:: Requirement ::
What follows is a block of records; reproduce all of it verbatim.

══ Record extracts

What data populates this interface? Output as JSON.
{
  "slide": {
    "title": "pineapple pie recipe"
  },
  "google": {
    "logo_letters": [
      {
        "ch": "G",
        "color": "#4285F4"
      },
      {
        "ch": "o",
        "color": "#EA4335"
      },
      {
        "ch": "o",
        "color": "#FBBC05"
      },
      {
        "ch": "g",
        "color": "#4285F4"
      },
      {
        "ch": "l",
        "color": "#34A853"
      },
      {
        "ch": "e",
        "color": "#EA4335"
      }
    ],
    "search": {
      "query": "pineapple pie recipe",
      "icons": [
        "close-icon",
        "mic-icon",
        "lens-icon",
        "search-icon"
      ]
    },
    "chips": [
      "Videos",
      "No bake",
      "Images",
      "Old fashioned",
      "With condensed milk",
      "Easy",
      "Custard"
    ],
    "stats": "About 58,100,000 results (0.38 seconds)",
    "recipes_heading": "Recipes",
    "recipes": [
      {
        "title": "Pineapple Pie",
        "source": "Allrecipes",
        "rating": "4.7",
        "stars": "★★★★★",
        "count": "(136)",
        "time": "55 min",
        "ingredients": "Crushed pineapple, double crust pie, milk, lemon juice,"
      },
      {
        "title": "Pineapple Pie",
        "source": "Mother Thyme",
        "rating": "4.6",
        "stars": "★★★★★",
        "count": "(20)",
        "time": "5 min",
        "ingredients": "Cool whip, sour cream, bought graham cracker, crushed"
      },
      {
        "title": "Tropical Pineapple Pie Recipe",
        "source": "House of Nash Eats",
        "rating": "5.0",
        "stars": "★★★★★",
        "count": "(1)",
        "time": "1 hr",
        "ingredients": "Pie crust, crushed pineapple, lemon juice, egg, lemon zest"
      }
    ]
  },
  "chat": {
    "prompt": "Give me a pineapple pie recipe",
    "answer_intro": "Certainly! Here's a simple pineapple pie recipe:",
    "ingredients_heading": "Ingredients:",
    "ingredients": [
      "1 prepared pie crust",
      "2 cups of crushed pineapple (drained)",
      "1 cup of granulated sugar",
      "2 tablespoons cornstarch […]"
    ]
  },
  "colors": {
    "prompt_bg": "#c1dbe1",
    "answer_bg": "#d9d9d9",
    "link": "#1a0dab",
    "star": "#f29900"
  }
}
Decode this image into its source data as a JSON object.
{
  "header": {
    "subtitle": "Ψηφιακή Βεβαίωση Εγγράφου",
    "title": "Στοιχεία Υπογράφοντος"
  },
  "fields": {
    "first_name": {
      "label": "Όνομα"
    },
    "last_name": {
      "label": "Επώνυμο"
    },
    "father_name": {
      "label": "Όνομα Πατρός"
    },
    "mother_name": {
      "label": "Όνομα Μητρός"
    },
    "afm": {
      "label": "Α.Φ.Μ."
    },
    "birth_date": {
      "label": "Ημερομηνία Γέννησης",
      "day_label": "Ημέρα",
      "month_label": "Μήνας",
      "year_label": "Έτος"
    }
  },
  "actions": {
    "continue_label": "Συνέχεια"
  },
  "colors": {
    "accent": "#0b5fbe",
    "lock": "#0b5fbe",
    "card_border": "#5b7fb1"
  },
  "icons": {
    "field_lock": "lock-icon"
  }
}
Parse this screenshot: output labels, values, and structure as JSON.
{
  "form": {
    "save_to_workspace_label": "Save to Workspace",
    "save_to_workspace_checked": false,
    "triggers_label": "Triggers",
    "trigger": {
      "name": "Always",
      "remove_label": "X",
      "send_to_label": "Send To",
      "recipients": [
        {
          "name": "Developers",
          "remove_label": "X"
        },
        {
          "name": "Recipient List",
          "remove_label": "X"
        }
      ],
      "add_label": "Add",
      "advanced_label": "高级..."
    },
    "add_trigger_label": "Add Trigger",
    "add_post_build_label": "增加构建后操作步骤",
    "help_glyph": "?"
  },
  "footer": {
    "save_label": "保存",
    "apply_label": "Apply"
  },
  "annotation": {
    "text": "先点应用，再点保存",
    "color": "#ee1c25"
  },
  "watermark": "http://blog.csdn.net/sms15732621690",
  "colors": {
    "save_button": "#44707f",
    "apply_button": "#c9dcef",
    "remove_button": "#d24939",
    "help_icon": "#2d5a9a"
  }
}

════

:: Written answer ::
What data populates this interface? Output as JSON.
{
  "slide": {
    "title": "pineapple pie recipe"
  },
  "google": {
    "logo_letters": [
      {
        "ch": "G",
        "color": "#4285F4"
      },
      {
        "ch": "o",
        "color": "#EA4335"
      },
      {
        "ch": "o",
        "color": "#FBBC05"
      },
      {
        "ch": "g",
        "color": "#4285F4"
      },
      {
        "ch": "l",
        "color": "#34A853"
      },
      {
        "ch": "e",
        "color": "#EA4335"
      }
    ],
    "search": {
      "query": "pineapple pie recipe",
      "icons": [
        "close-icon",
        "mic-icon",
        "lens-icon",
        "search-icon"
      ]
    },
    "chips": [
      "Videos",
      "No bake",
      "Images",
      "Old fashioned",
      "With condensed milk",
      "Easy",
      "Custard"
    ],
    "stats": "About 58,100,000 results (0.38 seconds)",
    "recipes_heading": "Recipes",
    "recipes": [
      {
        "title": "Pineapple Pie",
        "source": "Allrecipes",
        "rating": "4.7",
        "stars": "★★★★★",
        "count": "(136)",
        "time": "55 min",
        "ingredients": "Crushed pineapple, double crust pie, milk, lemon juice,"
      },
      {
        "title": "Pineapple Pie",
        "source": "Mother Thyme",
        "rating": "4.6",
        "stars": "★★★★★",
        "count": "(20)",
        "time": "5 min",
        "ingredients": "Cool whip, sour cream, bought graham cracker, crushed"
      },
      {
        "title": "Tropical Pineapple Pie Recipe",
        "source": "House of Nash Eats",
        "rating": "5.0",
        "stars": "★★★★★",
        "count": "(1)",
        "time": "1 hr",
        "ingredients": "Pie crust, crushed pineapple, lemon juice, egg, lemon zest"
      }
    ]
  },
  "chat": {
    "prompt": "Give me a pineapple pie recipe",
    "answer_intro": "Certainly! Here's a simple pineapple pie recipe:",
    "ingredients_heading": "Ingredients:",
    "ingredients": [
      "1 prepared pie crust",
      "2 cups of crushed pineapple (drained)",
      "1 cup of granulated sugar",
      "2 tablespoons cornstarch […]"
    ]
  },
  "colors": {
    "prompt_bg": "#c1dbe1",
    "answer_bg": "#d9d9d9",
    "link": "#1a0dab",
    "star": "#f29900"
  }
}
Decode this image into its source data as a JSON object.
{
  "header": {
    "subtitle": "Ψηφιακή Βεβαίωση Εγγράφου",
    "title": "Στοιχεία Υπογράφοντος"
  },
  "fields": {
    "first_name": {
      "label": "Όνομα"
    },
    "last_name": {
      "label": "Επώνυμο"
    },
    "father_name": {
      "label": "Όνομα Πατρός"
    },
    "mother_name": {
      "label": "Όνομα Μητρός"
    },
    "afm": {
      "label": "Α.Φ.Μ."
    },
    "birth_date": {
      "label": "Ημερομηνία Γέννησης",
      "day_label": "Ημέρα",
      "month_label": "Μήνας",
      "year_label": "Έτος"
    }
  },
  "actions": {
    "continue_label": "Συνέχεια"
  },
  "colors": {
    "accent": "#0b5fbe",
    "lock": "#0b5fbe",
    "card_border": "#5b7fb1"
  },
  "icons": {
    "field_lock": "lock-icon"
  }
}
Parse this screenshot: output labels, values, and structure as JSON.
{
  "form": {
    "save_to_workspace_label": "Save to Workspace",
    "save_to_workspace_checked": false,
    "triggers_label": "Triggers",
    "trigger": {
      "name": "Always",
      "remove_label": "X",
      "send_to_label": "Send To",
      "recipients": [
        {
          "name": "Developers",
          "remove_label": "X"
        },
        {
          "name": "Recipient List",
          "remove_label": "X"
        }
      ],
      "add_label": "Add",
      "advanced_label": "高级..."
    },
    "add_trigger_label": "Add Trigger",
    "add_post_build_label": "增加构建后操作步骤",
    "help_glyph": "?"
  },
  "footer": {
    "save_label": "保存",
    "apply_label": "Apply"
  },
  "annotation": {
    "text": "先点应用，再点保存",
    "color": "#ee1c25"
  },
  "watermark": "http://blog.csdn.net/sms15732621690",
  "colors": {
    "save_button": "#44707f",
    "apply_button": "#c9dcef",
    "remove_button": "#d24939",
    "help_icon": "#2d5a9a"
  }
}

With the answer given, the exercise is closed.